◆ Work to complete ◆
Wherever the word "dmin" appears in the entries, copy the whole line.
===== Provided data =====
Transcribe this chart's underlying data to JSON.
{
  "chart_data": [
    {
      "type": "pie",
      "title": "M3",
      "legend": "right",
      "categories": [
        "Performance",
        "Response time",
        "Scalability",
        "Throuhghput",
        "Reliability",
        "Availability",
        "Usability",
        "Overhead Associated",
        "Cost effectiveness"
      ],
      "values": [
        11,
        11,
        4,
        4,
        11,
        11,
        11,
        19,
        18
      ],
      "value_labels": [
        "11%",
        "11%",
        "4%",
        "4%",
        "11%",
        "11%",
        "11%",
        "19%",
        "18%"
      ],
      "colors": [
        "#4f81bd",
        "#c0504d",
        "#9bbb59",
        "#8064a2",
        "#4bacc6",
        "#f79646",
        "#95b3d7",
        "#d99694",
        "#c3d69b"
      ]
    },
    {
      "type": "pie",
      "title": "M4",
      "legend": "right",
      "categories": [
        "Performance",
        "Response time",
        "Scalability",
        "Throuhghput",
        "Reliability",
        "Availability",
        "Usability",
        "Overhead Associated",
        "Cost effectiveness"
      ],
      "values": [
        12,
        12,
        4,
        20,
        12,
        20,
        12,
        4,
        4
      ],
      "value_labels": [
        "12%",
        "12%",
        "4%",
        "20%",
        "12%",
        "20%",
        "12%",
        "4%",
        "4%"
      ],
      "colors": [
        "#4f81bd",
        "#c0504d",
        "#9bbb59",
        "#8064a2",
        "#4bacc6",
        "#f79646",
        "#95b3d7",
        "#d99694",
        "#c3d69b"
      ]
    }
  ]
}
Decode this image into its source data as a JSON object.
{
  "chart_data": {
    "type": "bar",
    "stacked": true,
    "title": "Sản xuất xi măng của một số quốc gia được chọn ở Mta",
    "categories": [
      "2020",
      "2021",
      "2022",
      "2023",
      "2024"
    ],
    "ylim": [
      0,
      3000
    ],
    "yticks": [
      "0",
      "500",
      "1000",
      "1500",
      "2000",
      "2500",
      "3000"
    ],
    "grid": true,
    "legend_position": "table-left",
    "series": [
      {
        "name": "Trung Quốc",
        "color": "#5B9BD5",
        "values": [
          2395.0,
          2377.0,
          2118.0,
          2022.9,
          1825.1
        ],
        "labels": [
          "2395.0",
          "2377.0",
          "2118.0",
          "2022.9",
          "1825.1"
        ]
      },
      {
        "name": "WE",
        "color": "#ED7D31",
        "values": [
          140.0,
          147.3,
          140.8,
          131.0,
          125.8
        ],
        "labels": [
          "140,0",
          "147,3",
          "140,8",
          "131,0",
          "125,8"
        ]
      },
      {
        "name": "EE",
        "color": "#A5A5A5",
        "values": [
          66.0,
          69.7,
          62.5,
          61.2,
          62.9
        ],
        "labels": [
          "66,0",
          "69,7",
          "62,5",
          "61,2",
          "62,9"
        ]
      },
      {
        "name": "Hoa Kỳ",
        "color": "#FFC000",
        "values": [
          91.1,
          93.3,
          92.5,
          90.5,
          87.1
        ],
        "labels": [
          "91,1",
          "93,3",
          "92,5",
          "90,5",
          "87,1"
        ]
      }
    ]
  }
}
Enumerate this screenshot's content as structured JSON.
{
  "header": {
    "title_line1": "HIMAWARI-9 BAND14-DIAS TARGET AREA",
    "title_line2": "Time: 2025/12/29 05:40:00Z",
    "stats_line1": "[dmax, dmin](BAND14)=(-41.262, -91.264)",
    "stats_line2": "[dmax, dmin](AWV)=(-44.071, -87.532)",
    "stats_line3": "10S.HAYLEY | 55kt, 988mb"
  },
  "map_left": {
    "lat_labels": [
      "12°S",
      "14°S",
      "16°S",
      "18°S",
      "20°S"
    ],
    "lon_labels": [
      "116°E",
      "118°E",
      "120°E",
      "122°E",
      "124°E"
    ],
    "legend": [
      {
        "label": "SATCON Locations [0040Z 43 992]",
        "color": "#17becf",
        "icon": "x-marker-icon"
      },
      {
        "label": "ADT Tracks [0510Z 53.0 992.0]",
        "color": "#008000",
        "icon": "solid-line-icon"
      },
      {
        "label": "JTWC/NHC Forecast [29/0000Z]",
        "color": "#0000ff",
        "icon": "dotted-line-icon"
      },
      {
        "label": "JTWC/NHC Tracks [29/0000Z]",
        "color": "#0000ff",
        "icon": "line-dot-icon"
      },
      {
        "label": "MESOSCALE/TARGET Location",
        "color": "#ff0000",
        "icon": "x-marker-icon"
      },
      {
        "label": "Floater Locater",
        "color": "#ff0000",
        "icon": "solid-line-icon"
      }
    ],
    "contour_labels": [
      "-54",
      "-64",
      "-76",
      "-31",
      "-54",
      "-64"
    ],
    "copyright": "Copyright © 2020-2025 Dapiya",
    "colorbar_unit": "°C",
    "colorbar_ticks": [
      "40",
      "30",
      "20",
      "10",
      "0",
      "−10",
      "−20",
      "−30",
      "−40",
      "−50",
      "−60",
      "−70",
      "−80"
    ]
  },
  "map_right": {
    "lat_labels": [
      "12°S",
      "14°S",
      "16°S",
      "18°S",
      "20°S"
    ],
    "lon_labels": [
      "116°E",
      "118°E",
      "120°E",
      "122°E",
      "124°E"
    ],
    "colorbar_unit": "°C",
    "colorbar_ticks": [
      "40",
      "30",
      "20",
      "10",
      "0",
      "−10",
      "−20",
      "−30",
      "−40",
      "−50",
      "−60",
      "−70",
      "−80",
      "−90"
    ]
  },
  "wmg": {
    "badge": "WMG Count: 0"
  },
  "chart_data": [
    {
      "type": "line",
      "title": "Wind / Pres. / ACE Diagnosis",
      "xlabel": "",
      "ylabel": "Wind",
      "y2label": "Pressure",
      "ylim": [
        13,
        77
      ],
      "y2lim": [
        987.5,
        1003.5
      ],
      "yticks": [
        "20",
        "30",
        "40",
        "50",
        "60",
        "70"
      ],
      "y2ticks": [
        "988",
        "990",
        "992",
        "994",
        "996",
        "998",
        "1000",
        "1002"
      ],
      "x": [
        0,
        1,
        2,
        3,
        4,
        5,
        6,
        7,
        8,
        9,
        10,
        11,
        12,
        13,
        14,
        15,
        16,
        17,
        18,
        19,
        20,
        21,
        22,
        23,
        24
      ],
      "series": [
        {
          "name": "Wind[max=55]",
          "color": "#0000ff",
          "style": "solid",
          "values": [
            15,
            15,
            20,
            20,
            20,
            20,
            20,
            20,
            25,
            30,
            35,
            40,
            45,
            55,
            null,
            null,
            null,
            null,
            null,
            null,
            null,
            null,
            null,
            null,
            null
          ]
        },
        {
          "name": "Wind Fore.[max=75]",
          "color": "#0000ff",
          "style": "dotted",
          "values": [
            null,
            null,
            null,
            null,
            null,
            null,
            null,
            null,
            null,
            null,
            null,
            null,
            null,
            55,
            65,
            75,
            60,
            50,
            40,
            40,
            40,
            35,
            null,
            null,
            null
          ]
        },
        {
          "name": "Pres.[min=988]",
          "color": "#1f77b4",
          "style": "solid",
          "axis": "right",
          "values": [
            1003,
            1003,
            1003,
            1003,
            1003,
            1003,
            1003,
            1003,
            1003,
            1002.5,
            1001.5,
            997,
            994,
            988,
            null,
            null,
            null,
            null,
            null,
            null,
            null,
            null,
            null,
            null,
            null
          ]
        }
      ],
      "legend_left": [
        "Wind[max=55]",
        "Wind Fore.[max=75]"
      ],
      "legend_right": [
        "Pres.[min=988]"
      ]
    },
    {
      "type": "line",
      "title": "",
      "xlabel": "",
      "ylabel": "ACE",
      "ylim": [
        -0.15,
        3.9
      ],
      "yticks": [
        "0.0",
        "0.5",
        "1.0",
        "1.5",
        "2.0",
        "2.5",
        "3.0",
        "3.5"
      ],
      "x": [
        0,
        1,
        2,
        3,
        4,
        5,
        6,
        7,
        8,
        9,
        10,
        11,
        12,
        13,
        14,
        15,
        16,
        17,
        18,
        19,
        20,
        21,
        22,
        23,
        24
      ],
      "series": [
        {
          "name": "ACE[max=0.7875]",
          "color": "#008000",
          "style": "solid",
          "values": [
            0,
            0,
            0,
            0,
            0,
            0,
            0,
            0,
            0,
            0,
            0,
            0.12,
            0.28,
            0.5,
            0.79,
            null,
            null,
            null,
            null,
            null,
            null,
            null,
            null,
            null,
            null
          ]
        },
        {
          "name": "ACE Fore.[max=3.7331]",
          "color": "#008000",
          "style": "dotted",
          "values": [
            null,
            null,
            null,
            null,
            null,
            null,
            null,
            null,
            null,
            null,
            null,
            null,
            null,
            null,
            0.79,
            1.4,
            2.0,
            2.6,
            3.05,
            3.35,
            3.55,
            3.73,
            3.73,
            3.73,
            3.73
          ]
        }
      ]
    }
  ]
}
=====
◆ Exercise response ◆
    "stats_line1": "[dmax, dmin](BAND14)=(-41.262, -91.264)",
    "stats_line2": "[dmax, dmin](AWV)=(-44.071, -87.532)",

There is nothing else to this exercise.